— START OF RECORDS PROVIDED —

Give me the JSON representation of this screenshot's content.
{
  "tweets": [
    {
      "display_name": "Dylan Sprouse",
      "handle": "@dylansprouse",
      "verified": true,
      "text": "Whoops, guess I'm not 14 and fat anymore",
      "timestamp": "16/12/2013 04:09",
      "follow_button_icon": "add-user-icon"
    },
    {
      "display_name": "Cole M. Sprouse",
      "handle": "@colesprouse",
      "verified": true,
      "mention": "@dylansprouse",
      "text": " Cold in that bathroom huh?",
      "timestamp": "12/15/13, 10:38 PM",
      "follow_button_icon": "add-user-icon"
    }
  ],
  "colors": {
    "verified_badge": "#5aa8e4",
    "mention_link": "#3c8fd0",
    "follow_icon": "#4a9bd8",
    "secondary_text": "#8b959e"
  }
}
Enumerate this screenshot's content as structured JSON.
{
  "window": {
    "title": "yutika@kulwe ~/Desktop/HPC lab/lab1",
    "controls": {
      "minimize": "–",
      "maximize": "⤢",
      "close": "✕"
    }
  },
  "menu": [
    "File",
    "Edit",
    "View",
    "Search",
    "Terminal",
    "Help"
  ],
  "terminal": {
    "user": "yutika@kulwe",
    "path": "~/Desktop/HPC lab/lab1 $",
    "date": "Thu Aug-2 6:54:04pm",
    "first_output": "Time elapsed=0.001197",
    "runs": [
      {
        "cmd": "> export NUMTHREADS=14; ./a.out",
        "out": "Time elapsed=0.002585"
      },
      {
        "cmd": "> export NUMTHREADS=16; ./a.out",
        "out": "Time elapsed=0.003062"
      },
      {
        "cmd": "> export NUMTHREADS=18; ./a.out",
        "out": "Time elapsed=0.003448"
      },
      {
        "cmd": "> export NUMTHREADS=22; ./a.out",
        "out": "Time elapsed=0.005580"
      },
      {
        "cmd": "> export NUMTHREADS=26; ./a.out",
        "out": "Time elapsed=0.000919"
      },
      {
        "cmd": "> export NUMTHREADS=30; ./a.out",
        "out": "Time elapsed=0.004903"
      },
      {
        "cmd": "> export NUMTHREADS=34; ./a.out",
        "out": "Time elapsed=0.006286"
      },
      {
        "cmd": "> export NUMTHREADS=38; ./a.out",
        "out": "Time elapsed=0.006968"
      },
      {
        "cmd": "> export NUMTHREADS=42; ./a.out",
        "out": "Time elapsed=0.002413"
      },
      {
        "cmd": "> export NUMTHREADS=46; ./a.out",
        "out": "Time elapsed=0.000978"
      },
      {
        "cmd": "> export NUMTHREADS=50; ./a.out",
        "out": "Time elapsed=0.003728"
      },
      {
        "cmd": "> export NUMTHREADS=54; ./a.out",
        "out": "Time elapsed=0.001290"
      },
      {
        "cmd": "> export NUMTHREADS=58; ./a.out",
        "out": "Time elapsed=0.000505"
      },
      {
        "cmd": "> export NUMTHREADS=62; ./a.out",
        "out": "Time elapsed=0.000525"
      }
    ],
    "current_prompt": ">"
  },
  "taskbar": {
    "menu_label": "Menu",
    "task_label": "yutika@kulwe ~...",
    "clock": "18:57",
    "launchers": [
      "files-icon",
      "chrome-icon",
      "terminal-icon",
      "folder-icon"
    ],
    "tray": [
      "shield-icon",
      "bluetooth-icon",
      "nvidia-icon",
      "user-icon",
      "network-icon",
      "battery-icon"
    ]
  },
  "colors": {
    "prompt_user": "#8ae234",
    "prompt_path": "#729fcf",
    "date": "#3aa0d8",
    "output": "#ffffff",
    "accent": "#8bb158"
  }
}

— END OF RECORDS PROVIDED —
— START OF RECORDS PROVIDED —

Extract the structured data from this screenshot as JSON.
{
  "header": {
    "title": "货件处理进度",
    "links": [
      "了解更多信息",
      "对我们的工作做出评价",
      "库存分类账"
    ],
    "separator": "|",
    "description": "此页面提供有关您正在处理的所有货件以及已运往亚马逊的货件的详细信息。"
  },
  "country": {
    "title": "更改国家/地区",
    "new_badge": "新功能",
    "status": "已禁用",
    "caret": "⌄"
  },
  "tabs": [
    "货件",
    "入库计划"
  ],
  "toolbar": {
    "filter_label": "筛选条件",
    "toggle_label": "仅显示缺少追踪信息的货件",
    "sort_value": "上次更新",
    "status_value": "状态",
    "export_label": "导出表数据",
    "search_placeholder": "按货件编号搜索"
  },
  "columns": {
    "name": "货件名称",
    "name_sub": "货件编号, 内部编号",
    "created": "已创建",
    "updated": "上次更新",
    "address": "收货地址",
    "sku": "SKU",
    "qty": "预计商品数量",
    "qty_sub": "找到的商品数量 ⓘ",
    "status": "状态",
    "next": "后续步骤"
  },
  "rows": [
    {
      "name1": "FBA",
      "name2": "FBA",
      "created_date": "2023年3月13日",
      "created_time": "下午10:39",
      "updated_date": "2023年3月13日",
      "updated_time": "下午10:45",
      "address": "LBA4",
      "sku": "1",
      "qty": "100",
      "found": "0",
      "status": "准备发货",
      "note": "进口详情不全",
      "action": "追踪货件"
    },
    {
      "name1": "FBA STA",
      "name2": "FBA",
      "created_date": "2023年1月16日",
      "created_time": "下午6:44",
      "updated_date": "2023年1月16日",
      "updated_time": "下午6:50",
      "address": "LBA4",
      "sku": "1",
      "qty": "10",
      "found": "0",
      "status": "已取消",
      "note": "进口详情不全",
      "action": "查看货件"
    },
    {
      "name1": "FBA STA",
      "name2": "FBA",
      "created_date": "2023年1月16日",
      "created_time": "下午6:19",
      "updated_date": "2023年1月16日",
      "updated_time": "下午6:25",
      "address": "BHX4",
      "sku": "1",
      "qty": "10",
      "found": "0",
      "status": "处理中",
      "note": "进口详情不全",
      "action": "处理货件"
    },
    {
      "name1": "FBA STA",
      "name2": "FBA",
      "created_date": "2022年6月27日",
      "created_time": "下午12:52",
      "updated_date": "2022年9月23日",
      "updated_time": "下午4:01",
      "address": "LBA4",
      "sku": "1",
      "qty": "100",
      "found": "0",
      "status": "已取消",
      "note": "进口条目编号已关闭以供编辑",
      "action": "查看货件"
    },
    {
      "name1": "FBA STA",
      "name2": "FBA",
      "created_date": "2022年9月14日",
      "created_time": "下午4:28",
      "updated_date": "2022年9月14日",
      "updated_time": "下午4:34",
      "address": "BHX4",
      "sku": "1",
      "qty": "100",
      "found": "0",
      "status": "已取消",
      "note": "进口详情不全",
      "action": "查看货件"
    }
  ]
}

— END OF RECORDS PROVIDED —

WHAT YOU ARE ASKED TO DO |
Only lines with the word "handle" are wanted, so copy each one from the records.

WRITTEN ANSWER |
      "handle": "@dylansprouse",
      "handle": "@colesprouse",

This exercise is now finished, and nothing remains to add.